» **Given data**:
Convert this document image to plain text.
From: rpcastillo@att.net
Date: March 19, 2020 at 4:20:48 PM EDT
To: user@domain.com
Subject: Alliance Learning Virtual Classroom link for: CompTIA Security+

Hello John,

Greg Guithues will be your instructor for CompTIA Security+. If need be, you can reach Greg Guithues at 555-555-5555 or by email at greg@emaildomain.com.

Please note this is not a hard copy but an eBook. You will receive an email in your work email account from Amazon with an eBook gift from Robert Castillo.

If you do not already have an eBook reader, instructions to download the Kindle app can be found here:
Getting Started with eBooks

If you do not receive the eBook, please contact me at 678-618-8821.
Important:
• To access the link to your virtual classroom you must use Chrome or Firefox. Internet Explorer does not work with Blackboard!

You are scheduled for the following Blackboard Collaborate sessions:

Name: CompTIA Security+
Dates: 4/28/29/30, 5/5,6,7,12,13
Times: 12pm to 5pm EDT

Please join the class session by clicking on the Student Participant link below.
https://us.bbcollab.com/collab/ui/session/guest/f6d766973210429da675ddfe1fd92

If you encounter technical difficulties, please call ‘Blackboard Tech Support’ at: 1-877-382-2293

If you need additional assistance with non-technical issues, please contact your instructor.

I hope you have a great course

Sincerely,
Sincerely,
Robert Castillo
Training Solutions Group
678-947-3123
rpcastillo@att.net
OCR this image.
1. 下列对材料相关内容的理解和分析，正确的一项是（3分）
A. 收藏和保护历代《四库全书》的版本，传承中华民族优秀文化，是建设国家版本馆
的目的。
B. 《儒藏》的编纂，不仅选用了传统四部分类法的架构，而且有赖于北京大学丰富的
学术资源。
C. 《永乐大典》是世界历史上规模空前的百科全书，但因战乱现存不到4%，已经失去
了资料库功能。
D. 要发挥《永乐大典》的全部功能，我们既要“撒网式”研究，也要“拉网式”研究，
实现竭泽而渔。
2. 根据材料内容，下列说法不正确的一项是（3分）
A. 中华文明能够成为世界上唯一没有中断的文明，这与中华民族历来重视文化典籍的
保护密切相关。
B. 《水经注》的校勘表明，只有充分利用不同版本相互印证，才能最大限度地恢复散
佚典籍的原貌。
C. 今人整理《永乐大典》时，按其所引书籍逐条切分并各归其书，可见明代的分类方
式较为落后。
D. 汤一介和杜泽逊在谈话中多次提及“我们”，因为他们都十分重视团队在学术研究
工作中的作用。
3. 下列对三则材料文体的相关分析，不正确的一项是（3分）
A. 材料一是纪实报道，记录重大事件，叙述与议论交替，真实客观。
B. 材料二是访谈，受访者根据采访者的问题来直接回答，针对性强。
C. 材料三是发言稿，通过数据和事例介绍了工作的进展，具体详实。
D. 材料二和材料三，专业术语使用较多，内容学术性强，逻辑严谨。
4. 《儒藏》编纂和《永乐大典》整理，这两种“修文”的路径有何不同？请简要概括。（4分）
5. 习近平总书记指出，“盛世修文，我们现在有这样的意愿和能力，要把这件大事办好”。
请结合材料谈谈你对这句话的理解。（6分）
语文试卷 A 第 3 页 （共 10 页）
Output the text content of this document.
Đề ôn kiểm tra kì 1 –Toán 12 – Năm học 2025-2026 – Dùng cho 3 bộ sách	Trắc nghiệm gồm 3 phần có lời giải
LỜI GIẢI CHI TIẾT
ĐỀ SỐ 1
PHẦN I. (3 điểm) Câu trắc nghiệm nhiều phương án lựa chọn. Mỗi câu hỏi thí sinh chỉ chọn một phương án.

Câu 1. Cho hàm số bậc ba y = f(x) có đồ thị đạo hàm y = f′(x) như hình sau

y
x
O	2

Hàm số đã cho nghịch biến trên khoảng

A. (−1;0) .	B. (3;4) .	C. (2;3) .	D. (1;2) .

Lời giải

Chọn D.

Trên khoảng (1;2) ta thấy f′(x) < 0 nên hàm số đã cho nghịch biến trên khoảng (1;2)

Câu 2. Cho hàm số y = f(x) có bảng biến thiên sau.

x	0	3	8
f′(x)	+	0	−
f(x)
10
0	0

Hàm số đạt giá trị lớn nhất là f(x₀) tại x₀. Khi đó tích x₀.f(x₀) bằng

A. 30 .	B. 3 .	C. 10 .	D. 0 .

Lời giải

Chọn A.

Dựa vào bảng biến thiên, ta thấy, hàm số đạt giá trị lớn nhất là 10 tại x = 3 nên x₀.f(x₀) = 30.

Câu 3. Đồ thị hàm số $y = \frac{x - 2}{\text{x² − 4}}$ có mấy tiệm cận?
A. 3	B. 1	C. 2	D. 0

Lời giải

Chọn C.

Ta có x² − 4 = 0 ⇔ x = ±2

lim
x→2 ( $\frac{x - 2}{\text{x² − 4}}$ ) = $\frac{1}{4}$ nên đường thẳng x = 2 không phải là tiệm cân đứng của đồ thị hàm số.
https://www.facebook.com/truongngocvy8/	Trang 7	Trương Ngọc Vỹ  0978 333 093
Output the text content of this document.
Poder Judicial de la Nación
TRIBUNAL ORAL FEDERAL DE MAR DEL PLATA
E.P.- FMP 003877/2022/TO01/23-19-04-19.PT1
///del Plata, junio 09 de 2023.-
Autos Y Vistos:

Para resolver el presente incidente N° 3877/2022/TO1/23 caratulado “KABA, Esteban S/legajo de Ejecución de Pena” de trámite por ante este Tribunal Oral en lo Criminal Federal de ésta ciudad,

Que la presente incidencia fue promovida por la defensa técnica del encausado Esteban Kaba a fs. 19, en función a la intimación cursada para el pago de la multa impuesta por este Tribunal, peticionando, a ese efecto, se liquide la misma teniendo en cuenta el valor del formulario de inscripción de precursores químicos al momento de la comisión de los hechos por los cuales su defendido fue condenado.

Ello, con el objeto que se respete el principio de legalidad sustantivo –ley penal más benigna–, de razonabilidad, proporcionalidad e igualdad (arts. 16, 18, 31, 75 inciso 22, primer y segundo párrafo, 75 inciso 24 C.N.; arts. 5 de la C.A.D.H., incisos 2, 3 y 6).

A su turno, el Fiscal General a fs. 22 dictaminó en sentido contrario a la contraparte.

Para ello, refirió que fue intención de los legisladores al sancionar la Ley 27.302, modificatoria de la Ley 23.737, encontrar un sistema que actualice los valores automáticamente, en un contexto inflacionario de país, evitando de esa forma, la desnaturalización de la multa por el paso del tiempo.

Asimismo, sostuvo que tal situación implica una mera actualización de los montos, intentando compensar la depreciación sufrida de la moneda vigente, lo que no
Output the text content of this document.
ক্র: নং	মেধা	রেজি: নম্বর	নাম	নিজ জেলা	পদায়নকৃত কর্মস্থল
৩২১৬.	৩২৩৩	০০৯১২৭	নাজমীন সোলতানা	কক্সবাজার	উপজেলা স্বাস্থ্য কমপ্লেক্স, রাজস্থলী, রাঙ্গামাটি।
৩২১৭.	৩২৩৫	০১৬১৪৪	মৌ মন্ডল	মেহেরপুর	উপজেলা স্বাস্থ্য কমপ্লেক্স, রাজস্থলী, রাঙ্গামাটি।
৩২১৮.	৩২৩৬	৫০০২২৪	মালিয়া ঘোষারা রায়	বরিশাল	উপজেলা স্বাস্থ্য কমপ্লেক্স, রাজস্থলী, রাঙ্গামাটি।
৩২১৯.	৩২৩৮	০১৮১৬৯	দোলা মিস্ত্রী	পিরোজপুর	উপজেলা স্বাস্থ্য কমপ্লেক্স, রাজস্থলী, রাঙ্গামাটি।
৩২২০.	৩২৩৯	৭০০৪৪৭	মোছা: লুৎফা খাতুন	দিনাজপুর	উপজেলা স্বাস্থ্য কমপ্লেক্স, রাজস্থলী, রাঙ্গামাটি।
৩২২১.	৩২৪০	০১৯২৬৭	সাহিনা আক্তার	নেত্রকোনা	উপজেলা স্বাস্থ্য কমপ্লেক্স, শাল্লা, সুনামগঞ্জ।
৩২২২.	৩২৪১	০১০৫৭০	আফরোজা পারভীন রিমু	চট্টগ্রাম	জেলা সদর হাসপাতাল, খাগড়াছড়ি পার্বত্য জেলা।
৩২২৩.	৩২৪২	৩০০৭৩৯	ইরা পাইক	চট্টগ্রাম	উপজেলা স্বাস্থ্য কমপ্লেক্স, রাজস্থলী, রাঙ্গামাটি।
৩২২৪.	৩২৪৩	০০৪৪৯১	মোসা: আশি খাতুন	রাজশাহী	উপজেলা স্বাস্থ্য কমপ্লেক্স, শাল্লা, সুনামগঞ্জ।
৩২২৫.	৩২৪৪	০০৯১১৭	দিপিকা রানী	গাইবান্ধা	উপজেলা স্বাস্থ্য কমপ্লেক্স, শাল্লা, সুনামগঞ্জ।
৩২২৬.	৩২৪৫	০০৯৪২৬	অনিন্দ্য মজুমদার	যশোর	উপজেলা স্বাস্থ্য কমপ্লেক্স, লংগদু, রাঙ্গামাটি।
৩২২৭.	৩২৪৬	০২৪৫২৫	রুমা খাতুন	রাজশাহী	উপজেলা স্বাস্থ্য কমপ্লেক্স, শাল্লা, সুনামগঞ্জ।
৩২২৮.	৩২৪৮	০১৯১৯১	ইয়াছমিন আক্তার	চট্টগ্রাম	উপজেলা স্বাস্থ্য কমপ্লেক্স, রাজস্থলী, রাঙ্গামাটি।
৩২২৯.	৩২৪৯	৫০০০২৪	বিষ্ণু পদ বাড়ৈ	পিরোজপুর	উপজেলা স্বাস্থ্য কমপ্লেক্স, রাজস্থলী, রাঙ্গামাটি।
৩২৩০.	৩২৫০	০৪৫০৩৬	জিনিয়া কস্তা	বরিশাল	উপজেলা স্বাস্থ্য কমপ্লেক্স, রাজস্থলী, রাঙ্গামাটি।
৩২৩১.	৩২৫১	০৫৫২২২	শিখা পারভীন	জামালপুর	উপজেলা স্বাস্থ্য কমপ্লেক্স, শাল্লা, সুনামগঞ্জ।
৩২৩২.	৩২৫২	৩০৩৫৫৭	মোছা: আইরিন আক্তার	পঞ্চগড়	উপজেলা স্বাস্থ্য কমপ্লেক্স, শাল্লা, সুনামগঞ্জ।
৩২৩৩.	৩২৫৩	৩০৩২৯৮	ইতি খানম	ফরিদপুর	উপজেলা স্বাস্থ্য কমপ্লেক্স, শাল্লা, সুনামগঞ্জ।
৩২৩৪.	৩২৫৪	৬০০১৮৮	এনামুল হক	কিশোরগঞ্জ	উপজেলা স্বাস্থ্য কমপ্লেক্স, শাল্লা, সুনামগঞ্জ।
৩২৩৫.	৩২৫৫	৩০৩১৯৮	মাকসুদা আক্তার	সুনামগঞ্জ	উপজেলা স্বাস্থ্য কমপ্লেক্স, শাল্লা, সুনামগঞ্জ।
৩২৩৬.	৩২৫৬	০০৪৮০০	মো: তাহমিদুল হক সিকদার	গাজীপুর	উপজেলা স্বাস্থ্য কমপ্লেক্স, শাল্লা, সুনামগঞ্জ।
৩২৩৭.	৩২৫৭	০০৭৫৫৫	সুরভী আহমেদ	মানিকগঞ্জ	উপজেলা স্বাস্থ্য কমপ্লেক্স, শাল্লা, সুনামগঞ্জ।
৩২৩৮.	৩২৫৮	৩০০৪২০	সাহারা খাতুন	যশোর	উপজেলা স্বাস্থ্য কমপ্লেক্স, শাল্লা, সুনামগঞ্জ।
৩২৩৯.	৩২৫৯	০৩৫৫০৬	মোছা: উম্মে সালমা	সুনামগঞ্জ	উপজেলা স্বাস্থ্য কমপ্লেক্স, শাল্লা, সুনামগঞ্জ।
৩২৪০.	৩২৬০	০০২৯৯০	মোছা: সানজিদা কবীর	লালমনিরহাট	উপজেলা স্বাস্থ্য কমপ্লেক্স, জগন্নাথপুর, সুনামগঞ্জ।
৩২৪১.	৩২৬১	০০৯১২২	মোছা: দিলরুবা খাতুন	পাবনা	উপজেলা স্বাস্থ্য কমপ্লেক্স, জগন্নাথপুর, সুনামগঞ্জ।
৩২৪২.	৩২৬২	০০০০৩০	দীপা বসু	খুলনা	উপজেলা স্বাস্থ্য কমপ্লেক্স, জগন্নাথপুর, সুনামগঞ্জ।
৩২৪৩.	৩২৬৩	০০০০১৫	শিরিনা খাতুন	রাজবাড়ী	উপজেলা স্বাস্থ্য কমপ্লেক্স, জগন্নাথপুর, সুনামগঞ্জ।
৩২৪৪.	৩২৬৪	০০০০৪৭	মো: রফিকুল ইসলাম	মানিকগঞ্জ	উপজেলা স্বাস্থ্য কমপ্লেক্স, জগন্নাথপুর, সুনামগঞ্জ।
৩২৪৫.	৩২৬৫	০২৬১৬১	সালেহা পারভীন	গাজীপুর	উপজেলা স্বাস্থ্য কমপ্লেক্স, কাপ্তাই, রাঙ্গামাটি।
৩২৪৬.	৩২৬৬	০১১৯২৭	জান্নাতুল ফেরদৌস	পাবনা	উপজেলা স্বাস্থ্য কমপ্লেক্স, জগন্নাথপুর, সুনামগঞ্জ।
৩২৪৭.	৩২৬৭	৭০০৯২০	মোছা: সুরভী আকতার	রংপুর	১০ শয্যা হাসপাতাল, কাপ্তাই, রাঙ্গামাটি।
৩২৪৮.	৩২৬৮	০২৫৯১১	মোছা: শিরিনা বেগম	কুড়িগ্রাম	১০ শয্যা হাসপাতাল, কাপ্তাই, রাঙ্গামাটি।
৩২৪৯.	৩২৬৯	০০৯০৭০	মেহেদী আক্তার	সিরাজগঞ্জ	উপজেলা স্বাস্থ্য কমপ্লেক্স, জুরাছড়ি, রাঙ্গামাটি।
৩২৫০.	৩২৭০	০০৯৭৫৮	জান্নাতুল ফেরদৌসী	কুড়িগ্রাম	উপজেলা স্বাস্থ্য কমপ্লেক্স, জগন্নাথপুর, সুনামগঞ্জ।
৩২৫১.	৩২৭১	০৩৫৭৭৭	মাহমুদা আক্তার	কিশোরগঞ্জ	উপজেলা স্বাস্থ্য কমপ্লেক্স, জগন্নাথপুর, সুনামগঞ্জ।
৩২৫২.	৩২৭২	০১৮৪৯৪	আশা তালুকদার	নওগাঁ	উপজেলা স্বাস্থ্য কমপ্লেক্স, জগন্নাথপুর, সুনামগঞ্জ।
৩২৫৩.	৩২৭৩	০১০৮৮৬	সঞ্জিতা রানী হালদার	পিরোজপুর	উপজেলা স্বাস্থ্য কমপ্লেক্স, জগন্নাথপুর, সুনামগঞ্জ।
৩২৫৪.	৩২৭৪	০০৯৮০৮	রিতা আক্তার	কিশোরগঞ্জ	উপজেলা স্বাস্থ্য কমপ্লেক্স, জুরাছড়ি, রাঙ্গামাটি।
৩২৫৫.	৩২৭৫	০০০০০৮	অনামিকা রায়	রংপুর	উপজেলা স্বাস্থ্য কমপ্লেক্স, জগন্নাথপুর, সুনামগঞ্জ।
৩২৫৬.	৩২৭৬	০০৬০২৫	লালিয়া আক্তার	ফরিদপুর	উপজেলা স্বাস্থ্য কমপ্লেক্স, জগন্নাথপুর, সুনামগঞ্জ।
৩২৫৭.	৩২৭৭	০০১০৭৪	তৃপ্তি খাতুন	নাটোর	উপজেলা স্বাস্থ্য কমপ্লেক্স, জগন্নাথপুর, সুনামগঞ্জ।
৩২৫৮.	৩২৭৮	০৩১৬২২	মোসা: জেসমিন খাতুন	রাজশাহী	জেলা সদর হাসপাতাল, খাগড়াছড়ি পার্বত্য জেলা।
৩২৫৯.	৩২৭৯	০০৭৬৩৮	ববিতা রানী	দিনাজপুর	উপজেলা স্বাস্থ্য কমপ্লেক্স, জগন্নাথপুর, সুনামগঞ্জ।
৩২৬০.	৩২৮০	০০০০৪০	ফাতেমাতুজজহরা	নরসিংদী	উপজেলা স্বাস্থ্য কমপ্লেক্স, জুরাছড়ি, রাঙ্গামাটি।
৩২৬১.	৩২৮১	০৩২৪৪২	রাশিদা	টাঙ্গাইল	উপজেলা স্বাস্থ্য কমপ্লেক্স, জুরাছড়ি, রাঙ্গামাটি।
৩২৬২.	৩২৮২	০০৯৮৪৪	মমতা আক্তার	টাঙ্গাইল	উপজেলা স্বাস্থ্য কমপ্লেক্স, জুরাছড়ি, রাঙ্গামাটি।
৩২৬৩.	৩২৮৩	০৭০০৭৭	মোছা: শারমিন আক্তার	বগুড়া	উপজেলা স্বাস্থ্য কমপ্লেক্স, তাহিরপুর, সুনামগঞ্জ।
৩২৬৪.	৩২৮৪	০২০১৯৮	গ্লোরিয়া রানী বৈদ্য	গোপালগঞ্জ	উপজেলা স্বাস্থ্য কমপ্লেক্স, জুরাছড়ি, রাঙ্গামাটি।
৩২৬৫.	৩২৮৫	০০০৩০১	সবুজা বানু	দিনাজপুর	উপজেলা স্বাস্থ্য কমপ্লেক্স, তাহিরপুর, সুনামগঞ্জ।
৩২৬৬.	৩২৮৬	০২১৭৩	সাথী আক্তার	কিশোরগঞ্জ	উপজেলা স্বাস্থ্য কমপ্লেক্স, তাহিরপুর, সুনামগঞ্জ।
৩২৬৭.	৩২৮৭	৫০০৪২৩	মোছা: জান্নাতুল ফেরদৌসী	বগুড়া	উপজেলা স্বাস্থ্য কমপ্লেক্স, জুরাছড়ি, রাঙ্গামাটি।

» **Aim of the task**:
Pick out each line containing the string "rpcastillo" and copy it.

» **Task response**:
From: rpcastillo@att.net
rpcastillo@att.net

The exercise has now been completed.